What this task involves => Repeat the data that follows, word for word, without the images.

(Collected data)
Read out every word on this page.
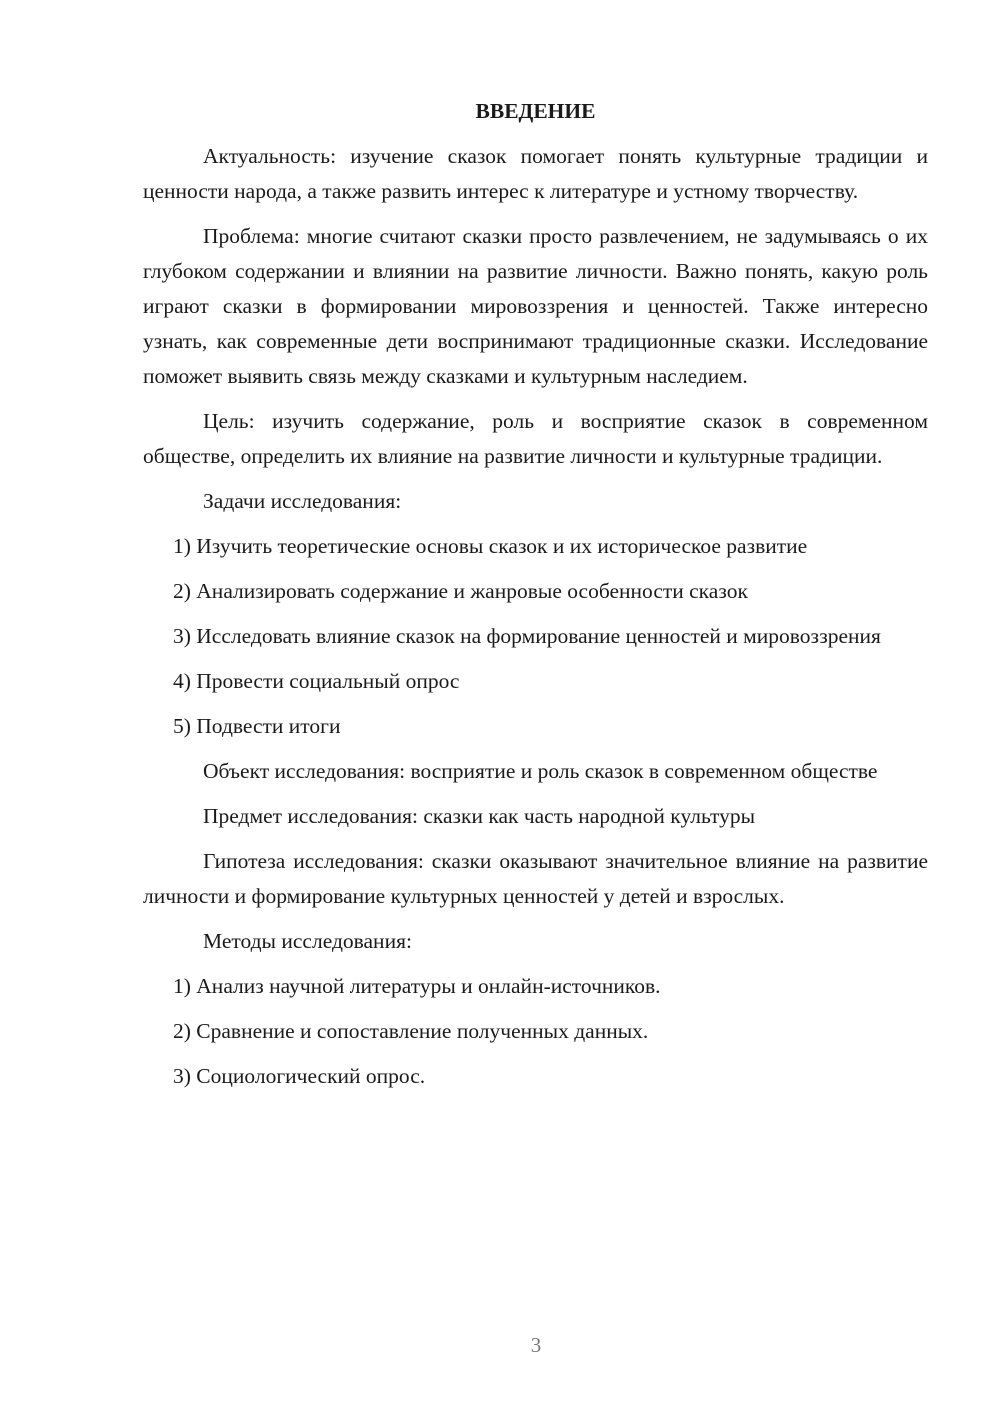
ВВЕДЕНИЕ

Актуальность: изучение сказок помогает понять культурные традиции и ценности народа, а также развить интерес к литературе и устному творчеству.

Проблема: многие считают сказки просто развлечением, не задумываясь о их глубоком содержании и влиянии на развитие личности. Важно понять, какую роль играют сказки в формировании мировоззрения и ценностей. Также интересно узнать, как современные дети воспринимают традиционные сказки. Исследование поможет выявить связь между сказками и культурным наследием.

Цель: изучить содержание, роль и восприятие сказок в современном обществе, определить их влияние на развитие личности и культурные традиции.

Задачи исследования:

1) Изучить теоретические основы сказок и их историческое развитие

2) Анализировать содержание и жанровые особенности сказок

3) Исследовать влияние сказок на формирование ценностей и мировоззрения

4) Провести социальный опрос

5) Подвести итоги

Объект исследования: восприятие и роль сказок в современном обществе

Предмет исследования: сказки как часть народной культуры

Гипотеза исследования: сказки оказывают значительное влияние на развитие личности и формирование культурных ценностей у детей и взрослых.

Методы исследования:

1) Анализ научной литературы и онлайн-источников.

2) Сравнение и сопоставление полученных данных.

3) Социологический опрос.

3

Correct answer =>
Read out every word on this page.
ВВЕДЕНИЕ

Актуальность: изучение сказок помогает понять культурные традиции и ценности народа, а также развить интерес к литературе и устному творчеству.

Проблема: многие считают сказки просто развлечением, не задумываясь о их глубоком содержании и влиянии на развитие личности. Важно понять, какую роль играют сказки в формировании мировоззрения и ценностей. Также интересно узнать, как современные дети воспринимают традиционные сказки. Исследование поможет выявить связь между сказками и культурным наследием.

Цель: изучить содержание, роль и восприятие сказок в современном обществе, определить их влияние на развитие личности и культурные традиции.

Задачи исследования:

1) Изучить теоретические основы сказок и их историческое развитие

2) Анализировать содержание и жанровые особенности сказок

3) Исследовать влияние сказок на формирование ценностей и мировоззрения

4) Провести социальный опрос

5) Подвести итоги

Объект исследования: восприятие и роль сказок в современном обществе

Предмет исследования: сказки как часть народной культуры

Гипотеза исследования: сказки оказывают значительное влияние на развитие личности и формирование культурных ценностей у детей и взрослых.

Методы исследования:

1) Анализ научной литературы и онлайн-источников.

2) Сравнение и сопоставление полученных данных.

3) Социологический опрос.

3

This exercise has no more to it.